*REQUIREMENTS*
Pull each line containing "Begrenzing" out of the data and copy it.

*EXCERPTED DATA*
* Start *

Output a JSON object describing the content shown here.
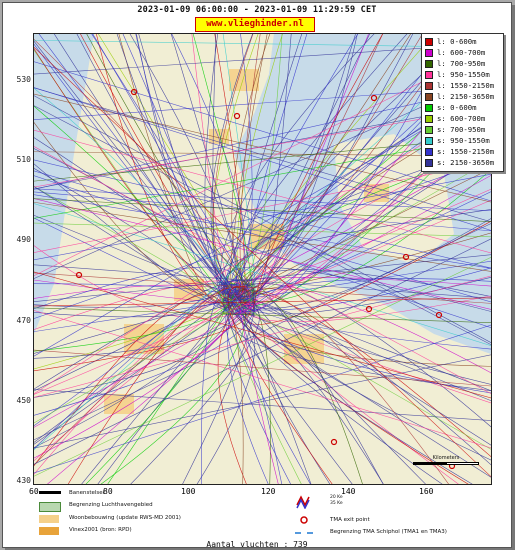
{
  "header": {
    "title": "2023-01-09 06:00:00 - 2023-01-09 11:29:59 CET",
    "website": "www.vlieghinder.nl"
  },
  "axes": {
    "y_ticks": [
      "530",
      "510",
      "490",
      "470",
      "450",
      "430"
    ],
    "x_ticks": [
      "80",
      "100",
      "120",
      "140",
      "160"
    ],
    "x_start": "60"
  },
  "legend": [
    {
      "label": "l: 0-600m",
      "color": "#cc0000"
    },
    {
      "label": "l: 600-700m",
      "color": "#cc00cc"
    },
    {
      "label": "l: 700-950m",
      "color": "#336600"
    },
    {
      "label": "l: 950-1550m",
      "color": "#ff3399"
    },
    {
      "label": "l: 1550-2150m",
      "color": "#aa3333"
    },
    {
      "label": "l: 2150-3650m",
      "color": "#884422"
    },
    {
      "label": "s: 0-600m",
      "color": "#00cc00"
    },
    {
      "label": "s: 600-700m",
      "color": "#99cc00"
    },
    {
      "label": "s: 700-950m",
      "color": "#66cc33"
    },
    {
      "label": "s: 950-1550m",
      "color": "#33cccc"
    },
    {
      "label": "s: 1550-2150m",
      "color": "#3333cc"
    },
    {
      "label": "s: 2150-3650m",
      "color": "#333399"
    }
  ],
  "bottom_legend": {
    "runway": "Banenstelsel",
    "airport_boundary": "Begrenzing Luchthavengebied",
    "residential": "Woonbebouwing (update RWS-MD 2001)",
    "vinex": "Vinex2001 (bron: RPD)",
    "ke_35": "35 Ke",
    "ke_20": "20 Ke",
    "tma_exit": "TMA exit point",
    "tma_boundary": "Begrenzing TMA Schiphol  (TMA1 en TMA3)"
  },
  "footer": {
    "count": "Aantal vluchten : 739"
  },
  "scale": {
    "label": "Kilometers",
    "ticks": [
      "0",
      "5",
      "10"
    ]
  },
  "colors": {
    "water": "#c7dbe9",
    "land": "#f1eed4",
    "urban": "#f5d08a",
    "airport": "#b9d8b0",
    "dense_route": "#2b2b8f"
  }
}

* End *

*SOLUTION TO THIS TASK*
    "airport_boundary": "Begrenzing Luchthavengebied",
    "tma_boundary": "Begrenzing TMA Schiphol  (TMA1 en TMA3)"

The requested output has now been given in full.